● DATA SECTION:
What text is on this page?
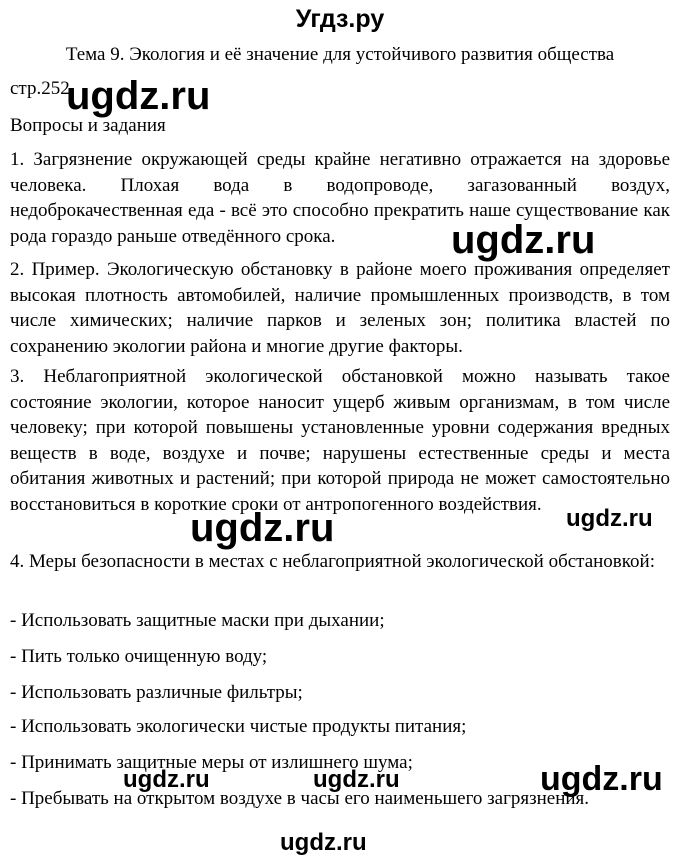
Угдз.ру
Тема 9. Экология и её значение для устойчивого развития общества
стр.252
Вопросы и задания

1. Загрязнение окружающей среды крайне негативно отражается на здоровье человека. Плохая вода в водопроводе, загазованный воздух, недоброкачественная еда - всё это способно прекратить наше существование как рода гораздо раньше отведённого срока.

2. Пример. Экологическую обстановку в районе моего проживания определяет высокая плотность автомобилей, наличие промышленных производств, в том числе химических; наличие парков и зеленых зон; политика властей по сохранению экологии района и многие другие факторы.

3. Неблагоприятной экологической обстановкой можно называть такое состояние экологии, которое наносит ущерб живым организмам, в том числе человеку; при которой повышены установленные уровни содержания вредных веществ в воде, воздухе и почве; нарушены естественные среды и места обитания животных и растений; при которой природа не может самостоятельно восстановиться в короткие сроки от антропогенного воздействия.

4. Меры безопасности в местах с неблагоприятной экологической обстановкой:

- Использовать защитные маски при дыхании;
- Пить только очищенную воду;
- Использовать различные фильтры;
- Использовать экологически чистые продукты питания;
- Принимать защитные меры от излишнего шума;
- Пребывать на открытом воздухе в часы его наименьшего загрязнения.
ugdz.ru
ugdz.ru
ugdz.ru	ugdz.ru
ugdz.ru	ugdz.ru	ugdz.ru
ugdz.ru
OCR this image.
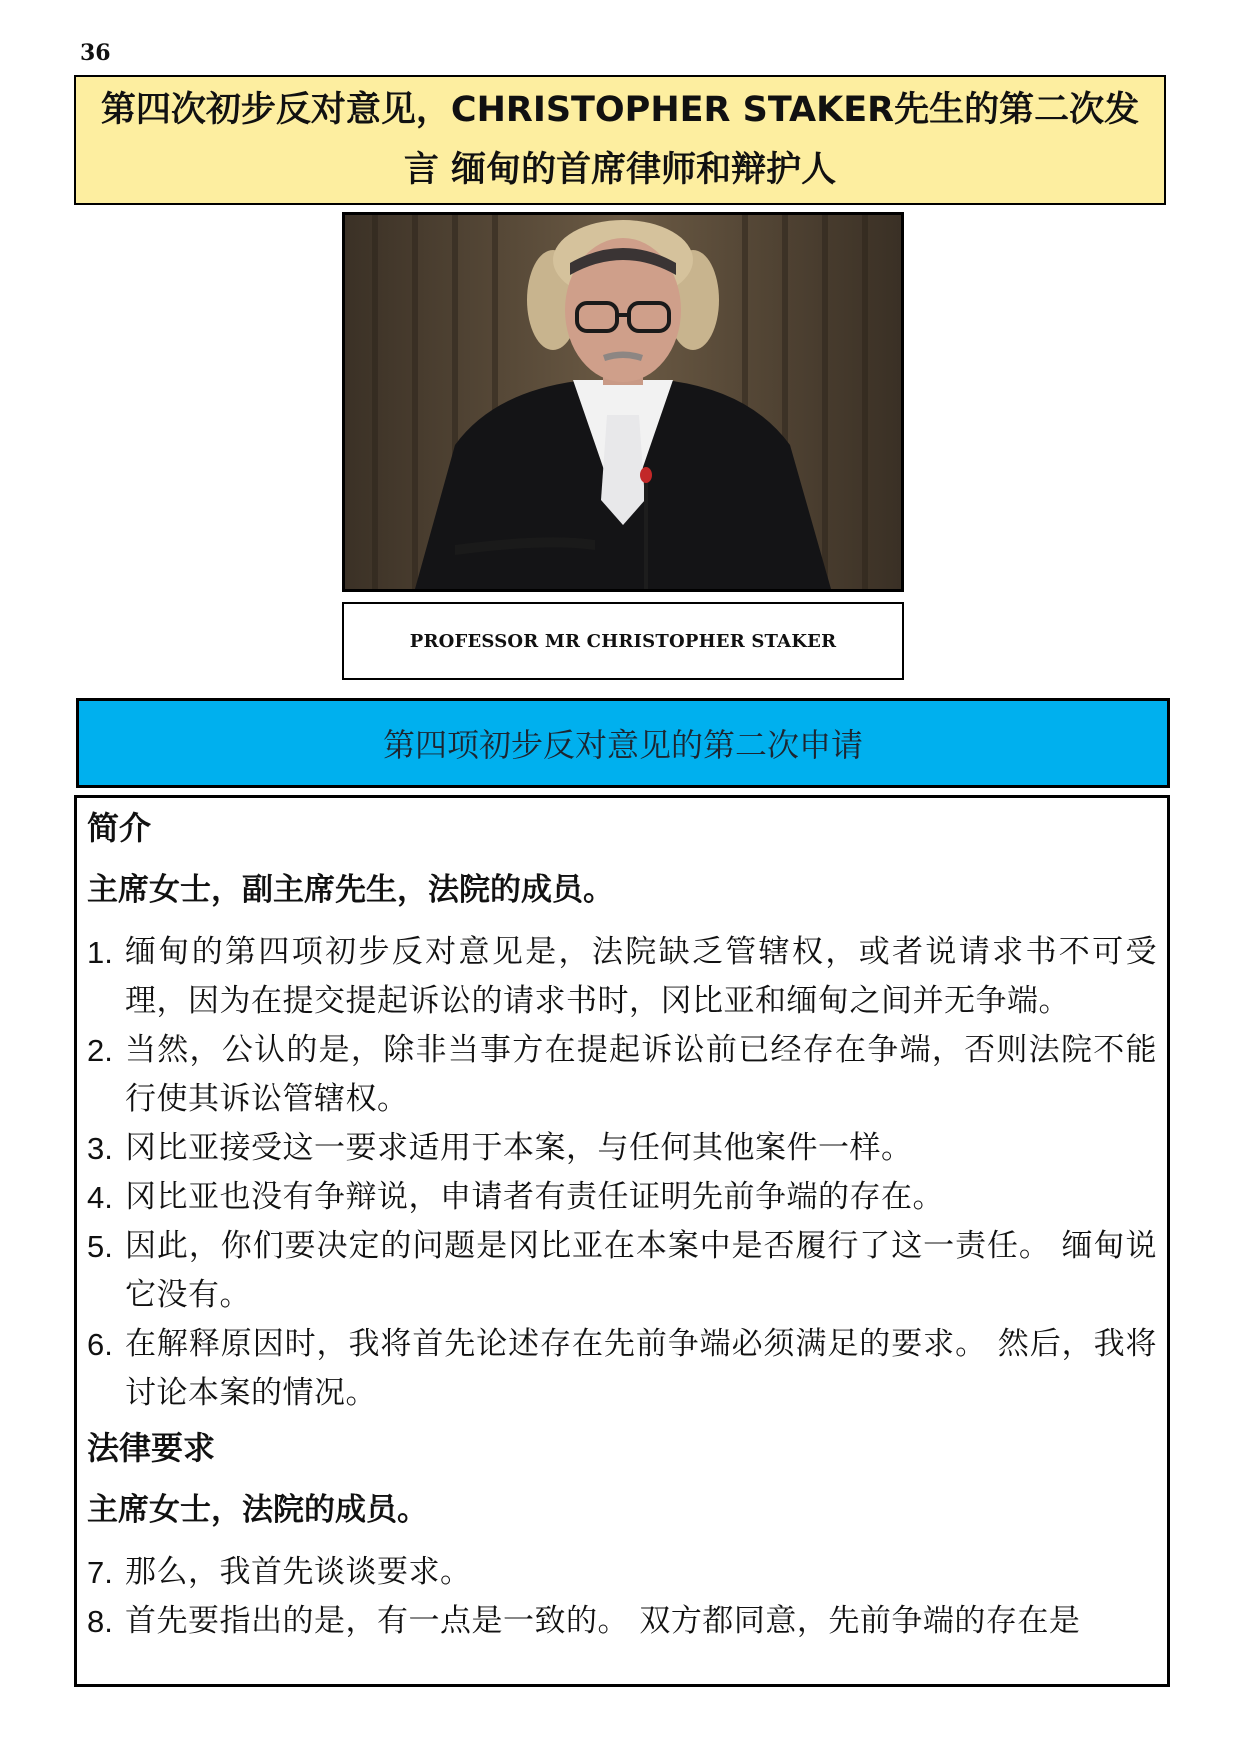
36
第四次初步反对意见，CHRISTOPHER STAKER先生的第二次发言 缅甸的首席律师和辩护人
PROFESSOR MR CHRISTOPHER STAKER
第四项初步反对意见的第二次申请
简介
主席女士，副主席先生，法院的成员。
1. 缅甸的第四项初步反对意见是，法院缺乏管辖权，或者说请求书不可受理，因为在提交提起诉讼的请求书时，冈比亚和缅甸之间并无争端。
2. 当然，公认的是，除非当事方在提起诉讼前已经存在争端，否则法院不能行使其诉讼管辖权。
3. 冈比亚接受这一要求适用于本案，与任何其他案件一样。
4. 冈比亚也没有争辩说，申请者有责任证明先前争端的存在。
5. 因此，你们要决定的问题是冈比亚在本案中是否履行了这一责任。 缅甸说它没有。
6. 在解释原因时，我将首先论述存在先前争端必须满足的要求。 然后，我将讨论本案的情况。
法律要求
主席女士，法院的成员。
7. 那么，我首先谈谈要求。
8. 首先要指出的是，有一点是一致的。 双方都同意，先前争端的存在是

● PROBLEM TO SOLVE: Write out only the lines from the line containing "OCR this image." through the end of the material above, both end lines included. Pictures are not written out.

● OUTPUT BELOW:
OCR this image.
36
第四次初步反对意见，CHRISTOPHER STAKER先生的第二次发言 缅甸的首席律师和辩护人
PROFESSOR MR CHRISTOPHER STAKER
第四项初步反对意见的第二次申请
简介
主席女士，副主席先生，法院的成员。
1. 缅甸的第四项初步反对意见是，法院缺乏管辖权，或者说请求书不可受理，因为在提交提起诉讼的请求书时，冈比亚和缅甸之间并无争端。
2. 当然，公认的是，除非当事方在提起诉讼前已经存在争端，否则法院不能行使其诉讼管辖权。
3. 冈比亚接受这一要求适用于本案，与任何其他案件一样。
4. 冈比亚也没有争辩说，申请者有责任证明先前争端的存在。
5. 因此，你们要决定的问题是冈比亚在本案中是否履行了这一责任。 缅甸说它没有。
6. 在解释原因时，我将首先论述存在先前争端必须满足的要求。 然后，我将讨论本案的情况。
法律要求
主席女士，法院的成员。
7. 那么，我首先谈谈要求。
8. 首先要指出的是，有一点是一致的。 双方都同意，先前争端的存在是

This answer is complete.